DIRECTIVE
Single out each line with the word "venir" and copy it.

(Dataset items)
******

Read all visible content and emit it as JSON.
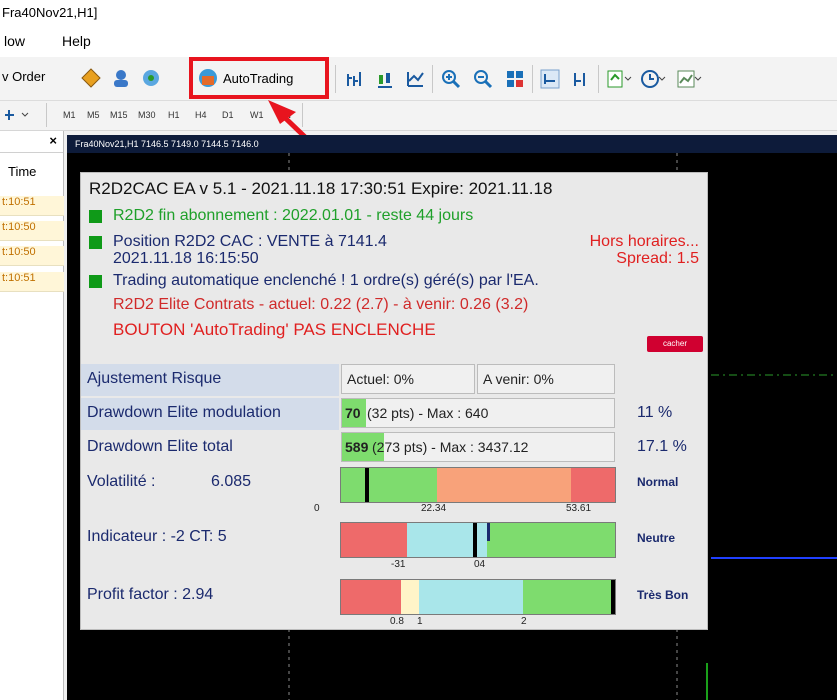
{
  "window": {
    "title": "Fra40Nov21,H1]"
  },
  "menu": {
    "items": [
      "low",
      "Help"
    ]
  },
  "toolbar": {
    "new_order": "v Order",
    "autotrading": "AutoTrading"
  },
  "periods": [
    "M1",
    "M5",
    "M15",
    "M30",
    "H1",
    "H4",
    "D1",
    "W1",
    "MN"
  ],
  "left_panel": {
    "header": "Time",
    "close": "×",
    "rows": [
      "t:10:51",
      "t:10:50",
      "t:10:50",
      "t:10:51"
    ]
  },
  "chart": {
    "caption": "Fra40Nov21,H1  7146.5 7149.0 7144.5 7146.0"
  },
  "ea": {
    "header": "R2D2CAC EA v 5.1  -  2021.11.18 17:30:51  Expire: 2021.11.18",
    "subscription": "R2D2 fin abonnement : 2022.01.01 - reste 44 jours",
    "position": "Position R2D2 CAC : VENTE à 7141.4",
    "position_time": "2021.11.18 16:15:50",
    "hors_horaires": "Hors horaires...",
    "spread": "Spread: 1.5",
    "trading": "Trading automatique enclenché ! 1 ordre(s) géré(s) par l'EA.",
    "contrats": "R2D2 Elite Contrats - actuel: 0.22 (2.7)  - à venir: 0.26 (3.2)",
    "bouton": "BOUTON 'AutoTrading' PAS ENCLENCHE",
    "cacher": "cacher",
    "ajustement_label": "Ajustement Risque",
    "actuel": "Actuel: 0%",
    "a_venir": "A venir: 0%",
    "dd_mod_label": "Drawdown Elite modulation",
    "dd_mod_value": "70",
    "dd_mod_rest": "(32 pts) - Max : 640",
    "dd_mod_pct": "11 %",
    "dd_tot_label": "Drawdown Elite total",
    "dd_tot_value": "589",
    "dd_tot_rest": "(273 pts) - Max : 3437.12",
    "dd_tot_pct": "17.1 %",
    "volatilite_label": "Volatilité :",
    "volatilite_value": "6.085",
    "vol_ticks": [
      "0",
      "22.34",
      "53.61"
    ],
    "vol_state": "Normal",
    "indicateur_label": "Indicateur : -2   CT: 5",
    "ind_ticks": [
      "-31",
      "04"
    ],
    "ind_state": "Neutre",
    "profit_label": "Profit factor :  2.94",
    "pf_ticks": [
      "0.8",
      "1",
      "2"
    ],
    "pf_state": "Très Bon"
  },
  "colors": {
    "green": "#0f9a18",
    "red": "#e8141e",
    "navy": "#1b2a6e",
    "bar_green": "#7edc6e",
    "bar_red": "#ee6a6a",
    "bar_cyan": "#a9e6ea",
    "bar_orange": "#f8a27a"
  }
}
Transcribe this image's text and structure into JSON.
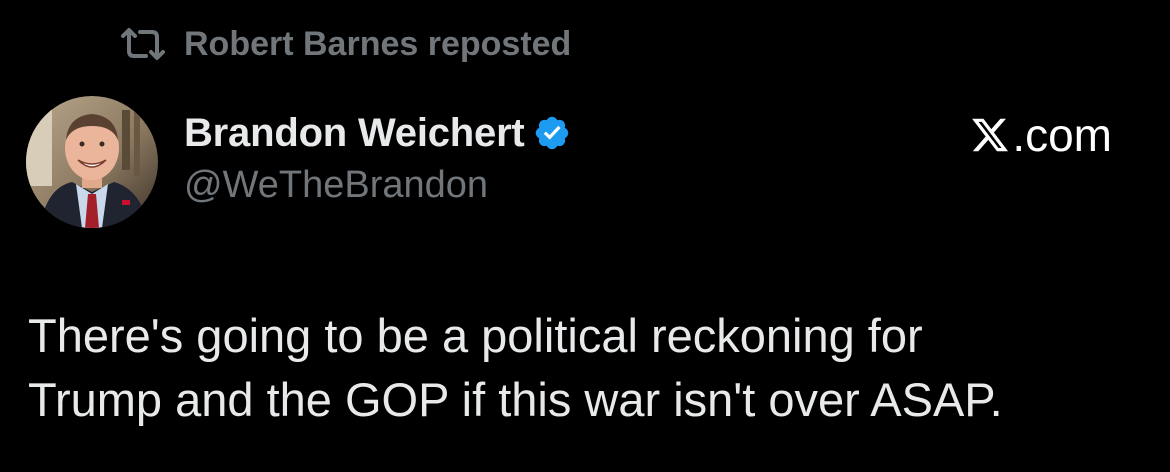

******

FINAL RESULT
    "contrats": "R2D2 Elite Contrats - actuel: 0.22 (2.7)  - à venir: 0.26 (3.2)",
    "a_venir": "A venir: 0%",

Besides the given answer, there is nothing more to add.